Collected data
□ □ □
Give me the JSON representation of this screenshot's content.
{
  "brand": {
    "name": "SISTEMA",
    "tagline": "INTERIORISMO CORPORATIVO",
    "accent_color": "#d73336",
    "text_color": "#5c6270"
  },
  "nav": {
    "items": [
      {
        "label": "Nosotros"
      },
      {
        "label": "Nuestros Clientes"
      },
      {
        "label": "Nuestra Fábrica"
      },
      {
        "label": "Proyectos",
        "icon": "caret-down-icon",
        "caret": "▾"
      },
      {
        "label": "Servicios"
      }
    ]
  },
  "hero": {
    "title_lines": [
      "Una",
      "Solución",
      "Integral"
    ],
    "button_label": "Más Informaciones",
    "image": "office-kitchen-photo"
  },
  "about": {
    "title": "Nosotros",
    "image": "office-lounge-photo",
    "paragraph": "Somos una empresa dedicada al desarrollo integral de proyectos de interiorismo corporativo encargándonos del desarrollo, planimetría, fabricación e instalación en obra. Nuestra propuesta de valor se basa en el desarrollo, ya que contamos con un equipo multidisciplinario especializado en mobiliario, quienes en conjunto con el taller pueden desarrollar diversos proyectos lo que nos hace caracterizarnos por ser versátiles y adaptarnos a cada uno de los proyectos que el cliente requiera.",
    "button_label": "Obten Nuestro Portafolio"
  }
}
□ □ □
## Request
For each line in the data above that contains the string "photo", extract the line.

## Exercise result
    "image": "office-kitchen-photo"
    "image": "office-lounge-photo",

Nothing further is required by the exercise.